Records from a data source
★ ★ ★
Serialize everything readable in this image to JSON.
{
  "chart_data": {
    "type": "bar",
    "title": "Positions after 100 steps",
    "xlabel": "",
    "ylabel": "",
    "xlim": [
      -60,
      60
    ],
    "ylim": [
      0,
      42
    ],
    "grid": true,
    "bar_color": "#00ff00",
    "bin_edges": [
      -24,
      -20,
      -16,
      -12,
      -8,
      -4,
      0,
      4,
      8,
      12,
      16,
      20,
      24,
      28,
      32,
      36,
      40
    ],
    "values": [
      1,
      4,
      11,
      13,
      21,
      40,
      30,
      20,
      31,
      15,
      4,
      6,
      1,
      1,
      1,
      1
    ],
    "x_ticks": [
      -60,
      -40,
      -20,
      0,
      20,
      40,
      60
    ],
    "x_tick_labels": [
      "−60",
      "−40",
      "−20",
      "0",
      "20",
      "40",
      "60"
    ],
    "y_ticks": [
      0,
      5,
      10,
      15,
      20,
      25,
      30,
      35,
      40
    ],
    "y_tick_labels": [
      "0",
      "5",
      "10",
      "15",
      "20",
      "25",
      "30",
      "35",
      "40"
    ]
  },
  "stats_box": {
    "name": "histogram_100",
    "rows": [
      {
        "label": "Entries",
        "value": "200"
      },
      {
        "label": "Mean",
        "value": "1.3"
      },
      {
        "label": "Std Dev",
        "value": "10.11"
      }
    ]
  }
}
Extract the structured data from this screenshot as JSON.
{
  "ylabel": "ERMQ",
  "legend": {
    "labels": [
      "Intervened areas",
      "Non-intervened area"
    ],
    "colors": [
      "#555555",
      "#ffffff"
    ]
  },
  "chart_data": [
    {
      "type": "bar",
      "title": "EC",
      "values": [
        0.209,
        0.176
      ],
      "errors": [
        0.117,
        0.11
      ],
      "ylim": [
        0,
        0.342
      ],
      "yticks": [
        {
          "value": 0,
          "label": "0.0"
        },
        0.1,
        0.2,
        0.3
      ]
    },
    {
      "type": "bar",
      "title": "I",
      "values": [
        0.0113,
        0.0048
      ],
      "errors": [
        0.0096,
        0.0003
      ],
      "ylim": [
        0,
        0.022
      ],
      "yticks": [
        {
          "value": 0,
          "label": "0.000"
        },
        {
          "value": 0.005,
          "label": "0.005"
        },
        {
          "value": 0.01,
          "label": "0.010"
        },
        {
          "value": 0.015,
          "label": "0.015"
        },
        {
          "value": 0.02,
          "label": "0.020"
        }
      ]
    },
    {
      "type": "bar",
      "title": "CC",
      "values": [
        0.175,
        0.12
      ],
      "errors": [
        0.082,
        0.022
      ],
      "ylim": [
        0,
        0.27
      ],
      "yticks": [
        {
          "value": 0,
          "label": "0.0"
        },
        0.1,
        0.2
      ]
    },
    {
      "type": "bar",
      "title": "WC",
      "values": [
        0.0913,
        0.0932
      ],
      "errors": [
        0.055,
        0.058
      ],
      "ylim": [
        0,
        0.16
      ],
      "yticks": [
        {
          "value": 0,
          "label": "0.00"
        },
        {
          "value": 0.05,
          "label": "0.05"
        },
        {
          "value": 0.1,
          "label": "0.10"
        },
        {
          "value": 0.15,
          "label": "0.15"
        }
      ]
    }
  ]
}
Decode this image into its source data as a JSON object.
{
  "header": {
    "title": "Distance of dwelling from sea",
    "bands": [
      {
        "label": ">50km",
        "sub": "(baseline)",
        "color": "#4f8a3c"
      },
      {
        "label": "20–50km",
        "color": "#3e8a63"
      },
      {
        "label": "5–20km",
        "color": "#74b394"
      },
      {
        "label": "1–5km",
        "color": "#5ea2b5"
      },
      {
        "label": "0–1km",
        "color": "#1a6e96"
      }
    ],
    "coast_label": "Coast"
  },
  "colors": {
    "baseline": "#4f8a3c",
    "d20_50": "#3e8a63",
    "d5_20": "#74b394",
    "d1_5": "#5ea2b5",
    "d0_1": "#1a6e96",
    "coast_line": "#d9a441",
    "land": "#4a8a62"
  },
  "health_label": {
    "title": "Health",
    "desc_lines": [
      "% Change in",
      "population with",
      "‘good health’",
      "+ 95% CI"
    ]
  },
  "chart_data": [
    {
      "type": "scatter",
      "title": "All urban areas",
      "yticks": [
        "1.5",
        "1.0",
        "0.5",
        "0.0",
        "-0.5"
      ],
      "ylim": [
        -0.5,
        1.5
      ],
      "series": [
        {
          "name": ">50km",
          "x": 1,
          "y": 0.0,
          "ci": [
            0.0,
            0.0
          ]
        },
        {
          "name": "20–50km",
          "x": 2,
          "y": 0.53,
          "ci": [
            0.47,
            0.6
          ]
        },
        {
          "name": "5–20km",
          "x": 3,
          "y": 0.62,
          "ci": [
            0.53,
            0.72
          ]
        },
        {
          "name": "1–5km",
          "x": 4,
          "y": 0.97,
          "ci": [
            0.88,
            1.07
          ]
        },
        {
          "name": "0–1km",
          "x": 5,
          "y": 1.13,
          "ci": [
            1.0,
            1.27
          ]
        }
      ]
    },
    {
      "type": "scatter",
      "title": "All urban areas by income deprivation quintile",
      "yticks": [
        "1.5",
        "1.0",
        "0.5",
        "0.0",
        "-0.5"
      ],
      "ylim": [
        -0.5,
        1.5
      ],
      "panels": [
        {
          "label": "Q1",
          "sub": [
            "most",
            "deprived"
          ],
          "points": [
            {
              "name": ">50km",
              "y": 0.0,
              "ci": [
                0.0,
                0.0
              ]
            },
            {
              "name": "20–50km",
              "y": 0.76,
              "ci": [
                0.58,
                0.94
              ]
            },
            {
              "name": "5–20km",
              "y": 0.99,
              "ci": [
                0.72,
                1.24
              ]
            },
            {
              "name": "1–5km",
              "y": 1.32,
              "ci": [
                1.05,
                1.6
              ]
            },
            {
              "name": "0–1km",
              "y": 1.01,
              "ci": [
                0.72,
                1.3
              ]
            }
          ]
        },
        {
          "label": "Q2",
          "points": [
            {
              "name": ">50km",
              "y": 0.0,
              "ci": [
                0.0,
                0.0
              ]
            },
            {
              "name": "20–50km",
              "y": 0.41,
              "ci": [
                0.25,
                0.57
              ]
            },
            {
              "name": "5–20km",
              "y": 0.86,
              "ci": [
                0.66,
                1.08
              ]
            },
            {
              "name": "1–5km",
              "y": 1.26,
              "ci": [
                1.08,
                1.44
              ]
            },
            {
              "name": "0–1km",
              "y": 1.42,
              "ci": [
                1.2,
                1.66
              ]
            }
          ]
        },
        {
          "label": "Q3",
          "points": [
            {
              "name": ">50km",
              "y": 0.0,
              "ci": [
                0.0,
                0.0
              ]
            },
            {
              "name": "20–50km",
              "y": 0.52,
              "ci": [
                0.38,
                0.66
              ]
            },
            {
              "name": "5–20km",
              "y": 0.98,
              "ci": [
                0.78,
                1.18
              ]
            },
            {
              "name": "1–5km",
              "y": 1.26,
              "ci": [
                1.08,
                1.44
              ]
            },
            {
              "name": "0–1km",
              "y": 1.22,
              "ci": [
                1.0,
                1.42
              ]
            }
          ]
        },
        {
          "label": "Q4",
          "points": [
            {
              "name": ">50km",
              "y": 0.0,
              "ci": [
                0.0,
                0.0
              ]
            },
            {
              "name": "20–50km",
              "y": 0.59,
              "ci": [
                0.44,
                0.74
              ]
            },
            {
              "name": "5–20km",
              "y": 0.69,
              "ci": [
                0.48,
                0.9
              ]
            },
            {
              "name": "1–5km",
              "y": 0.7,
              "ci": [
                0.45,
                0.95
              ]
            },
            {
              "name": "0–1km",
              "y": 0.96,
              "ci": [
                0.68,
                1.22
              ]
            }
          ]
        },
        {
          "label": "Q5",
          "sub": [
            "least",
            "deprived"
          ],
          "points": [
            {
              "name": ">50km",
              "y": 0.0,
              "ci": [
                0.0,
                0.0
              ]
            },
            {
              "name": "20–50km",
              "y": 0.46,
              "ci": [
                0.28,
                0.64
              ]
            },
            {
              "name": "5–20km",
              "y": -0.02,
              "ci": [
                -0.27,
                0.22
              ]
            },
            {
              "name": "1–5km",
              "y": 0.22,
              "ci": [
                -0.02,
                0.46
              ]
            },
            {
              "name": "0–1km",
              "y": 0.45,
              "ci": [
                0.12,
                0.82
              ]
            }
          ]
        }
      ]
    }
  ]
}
★ ★ ★
● **TASK DIRECTIONS**:
Count every line in the data that contains the word "image", then give that count and nothing else.

● **RESULT OF THE TASK**:
2